-- START --

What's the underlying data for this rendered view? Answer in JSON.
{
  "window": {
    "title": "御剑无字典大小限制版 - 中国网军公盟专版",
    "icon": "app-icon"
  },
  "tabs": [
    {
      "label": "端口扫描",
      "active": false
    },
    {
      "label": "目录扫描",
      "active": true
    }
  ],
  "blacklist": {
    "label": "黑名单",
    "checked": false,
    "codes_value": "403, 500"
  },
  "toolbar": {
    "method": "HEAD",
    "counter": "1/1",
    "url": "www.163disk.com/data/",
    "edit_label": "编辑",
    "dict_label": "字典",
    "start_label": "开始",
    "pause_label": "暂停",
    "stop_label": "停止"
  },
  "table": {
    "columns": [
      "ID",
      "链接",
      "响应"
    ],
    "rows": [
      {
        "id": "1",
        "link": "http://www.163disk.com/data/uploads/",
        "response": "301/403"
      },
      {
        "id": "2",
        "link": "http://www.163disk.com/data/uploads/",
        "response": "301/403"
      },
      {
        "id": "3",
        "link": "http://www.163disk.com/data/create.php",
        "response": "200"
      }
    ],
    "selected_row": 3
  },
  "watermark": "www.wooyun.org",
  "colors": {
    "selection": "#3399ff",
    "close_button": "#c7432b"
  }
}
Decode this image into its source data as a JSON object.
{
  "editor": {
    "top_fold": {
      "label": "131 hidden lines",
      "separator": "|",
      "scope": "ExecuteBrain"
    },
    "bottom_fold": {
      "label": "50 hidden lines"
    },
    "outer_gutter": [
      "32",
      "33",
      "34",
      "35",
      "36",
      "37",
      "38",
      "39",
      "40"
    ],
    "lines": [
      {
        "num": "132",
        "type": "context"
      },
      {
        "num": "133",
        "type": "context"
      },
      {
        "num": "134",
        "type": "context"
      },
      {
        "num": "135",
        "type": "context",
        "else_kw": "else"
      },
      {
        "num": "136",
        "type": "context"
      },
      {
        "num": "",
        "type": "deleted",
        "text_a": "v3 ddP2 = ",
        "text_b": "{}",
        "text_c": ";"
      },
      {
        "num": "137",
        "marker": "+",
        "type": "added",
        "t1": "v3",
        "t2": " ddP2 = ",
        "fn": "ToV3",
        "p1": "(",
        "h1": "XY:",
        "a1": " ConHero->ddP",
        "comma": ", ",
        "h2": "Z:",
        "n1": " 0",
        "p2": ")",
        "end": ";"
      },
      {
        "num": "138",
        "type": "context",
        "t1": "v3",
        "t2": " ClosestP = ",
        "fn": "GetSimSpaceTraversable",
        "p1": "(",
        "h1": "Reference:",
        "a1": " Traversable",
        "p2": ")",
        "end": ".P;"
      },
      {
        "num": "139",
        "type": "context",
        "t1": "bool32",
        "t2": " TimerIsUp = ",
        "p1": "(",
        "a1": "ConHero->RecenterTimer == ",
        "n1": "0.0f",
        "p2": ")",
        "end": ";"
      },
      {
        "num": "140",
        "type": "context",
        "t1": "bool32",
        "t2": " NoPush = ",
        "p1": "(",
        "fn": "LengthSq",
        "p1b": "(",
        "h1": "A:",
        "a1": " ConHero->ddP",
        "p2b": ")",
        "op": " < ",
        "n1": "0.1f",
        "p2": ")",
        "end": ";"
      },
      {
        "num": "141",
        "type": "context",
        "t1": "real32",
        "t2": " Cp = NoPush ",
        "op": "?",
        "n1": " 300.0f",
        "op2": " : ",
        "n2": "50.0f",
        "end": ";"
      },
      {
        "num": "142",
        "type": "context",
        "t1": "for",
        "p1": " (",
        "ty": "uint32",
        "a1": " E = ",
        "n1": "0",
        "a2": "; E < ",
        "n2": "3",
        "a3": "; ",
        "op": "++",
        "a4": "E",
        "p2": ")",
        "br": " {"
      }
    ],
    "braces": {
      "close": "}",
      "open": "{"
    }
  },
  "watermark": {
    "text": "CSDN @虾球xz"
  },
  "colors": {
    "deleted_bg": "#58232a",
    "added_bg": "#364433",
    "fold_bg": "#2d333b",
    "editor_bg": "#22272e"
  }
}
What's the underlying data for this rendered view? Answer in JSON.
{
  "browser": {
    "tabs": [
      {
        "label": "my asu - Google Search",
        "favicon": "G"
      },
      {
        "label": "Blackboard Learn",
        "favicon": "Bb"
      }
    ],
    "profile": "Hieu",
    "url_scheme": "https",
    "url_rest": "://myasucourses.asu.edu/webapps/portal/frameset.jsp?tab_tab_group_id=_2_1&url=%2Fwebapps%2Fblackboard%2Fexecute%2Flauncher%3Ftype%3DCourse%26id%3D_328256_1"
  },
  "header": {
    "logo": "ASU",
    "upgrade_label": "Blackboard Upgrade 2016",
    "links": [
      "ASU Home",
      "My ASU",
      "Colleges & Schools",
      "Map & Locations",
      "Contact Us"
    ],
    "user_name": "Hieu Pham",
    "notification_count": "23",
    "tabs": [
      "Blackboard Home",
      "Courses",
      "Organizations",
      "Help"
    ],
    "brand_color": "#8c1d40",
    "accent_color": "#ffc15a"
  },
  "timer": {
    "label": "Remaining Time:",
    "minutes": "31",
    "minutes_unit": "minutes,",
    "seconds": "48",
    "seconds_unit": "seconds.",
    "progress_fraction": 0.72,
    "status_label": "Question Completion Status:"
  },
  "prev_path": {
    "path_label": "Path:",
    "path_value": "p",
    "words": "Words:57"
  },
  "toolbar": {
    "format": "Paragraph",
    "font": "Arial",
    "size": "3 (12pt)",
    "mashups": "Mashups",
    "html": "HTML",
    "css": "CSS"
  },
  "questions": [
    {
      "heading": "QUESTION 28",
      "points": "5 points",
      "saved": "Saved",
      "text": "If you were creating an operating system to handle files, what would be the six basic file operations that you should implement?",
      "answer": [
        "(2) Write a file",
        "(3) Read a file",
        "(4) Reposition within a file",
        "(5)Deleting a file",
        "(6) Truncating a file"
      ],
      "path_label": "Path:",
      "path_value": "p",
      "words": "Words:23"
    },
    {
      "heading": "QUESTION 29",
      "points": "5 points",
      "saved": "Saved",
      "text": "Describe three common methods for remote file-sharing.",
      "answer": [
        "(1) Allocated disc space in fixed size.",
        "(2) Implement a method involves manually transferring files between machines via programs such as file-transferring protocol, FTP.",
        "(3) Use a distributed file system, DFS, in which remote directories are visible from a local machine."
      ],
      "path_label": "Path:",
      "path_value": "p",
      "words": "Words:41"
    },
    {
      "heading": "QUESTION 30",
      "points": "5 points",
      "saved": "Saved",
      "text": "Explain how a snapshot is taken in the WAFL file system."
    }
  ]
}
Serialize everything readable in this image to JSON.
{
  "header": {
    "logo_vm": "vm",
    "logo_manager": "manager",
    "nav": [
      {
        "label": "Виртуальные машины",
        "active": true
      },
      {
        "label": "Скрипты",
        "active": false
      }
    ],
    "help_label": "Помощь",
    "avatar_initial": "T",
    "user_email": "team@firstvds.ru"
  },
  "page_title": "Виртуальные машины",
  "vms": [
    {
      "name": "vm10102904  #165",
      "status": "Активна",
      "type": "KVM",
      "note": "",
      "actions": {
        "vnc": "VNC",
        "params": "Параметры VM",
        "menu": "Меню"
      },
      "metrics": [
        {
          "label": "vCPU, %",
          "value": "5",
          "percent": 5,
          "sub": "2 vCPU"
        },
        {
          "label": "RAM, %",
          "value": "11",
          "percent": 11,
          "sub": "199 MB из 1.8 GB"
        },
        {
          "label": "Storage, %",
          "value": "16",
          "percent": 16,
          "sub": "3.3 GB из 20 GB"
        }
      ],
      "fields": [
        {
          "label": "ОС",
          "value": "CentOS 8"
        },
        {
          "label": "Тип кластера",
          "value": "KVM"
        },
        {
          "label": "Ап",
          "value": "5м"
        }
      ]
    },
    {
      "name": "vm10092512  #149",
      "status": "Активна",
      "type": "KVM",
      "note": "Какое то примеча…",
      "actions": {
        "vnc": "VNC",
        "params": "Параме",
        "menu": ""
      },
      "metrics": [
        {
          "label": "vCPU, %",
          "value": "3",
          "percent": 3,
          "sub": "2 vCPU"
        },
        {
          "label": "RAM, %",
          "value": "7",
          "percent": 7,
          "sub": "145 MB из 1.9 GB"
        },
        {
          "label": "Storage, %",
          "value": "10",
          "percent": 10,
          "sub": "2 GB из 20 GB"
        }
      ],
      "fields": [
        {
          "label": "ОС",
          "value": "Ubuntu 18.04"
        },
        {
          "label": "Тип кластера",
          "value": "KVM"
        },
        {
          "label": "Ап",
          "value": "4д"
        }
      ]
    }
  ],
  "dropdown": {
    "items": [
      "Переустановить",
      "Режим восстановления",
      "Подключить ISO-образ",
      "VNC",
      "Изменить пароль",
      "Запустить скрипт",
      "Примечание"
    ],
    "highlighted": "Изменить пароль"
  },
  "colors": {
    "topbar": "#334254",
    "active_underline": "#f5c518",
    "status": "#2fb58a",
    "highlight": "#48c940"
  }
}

-- END --

Short exercise: All lines holding the word "files" should be picked out and copied.

Output for this exercise:
      "text": "If you were creating an operating system to handle files, what would be the six basic file operations that you should implement?",
        "(2) Implement a method involves manually transferring files between machines via programs such as file-transferring protocol, FTP.",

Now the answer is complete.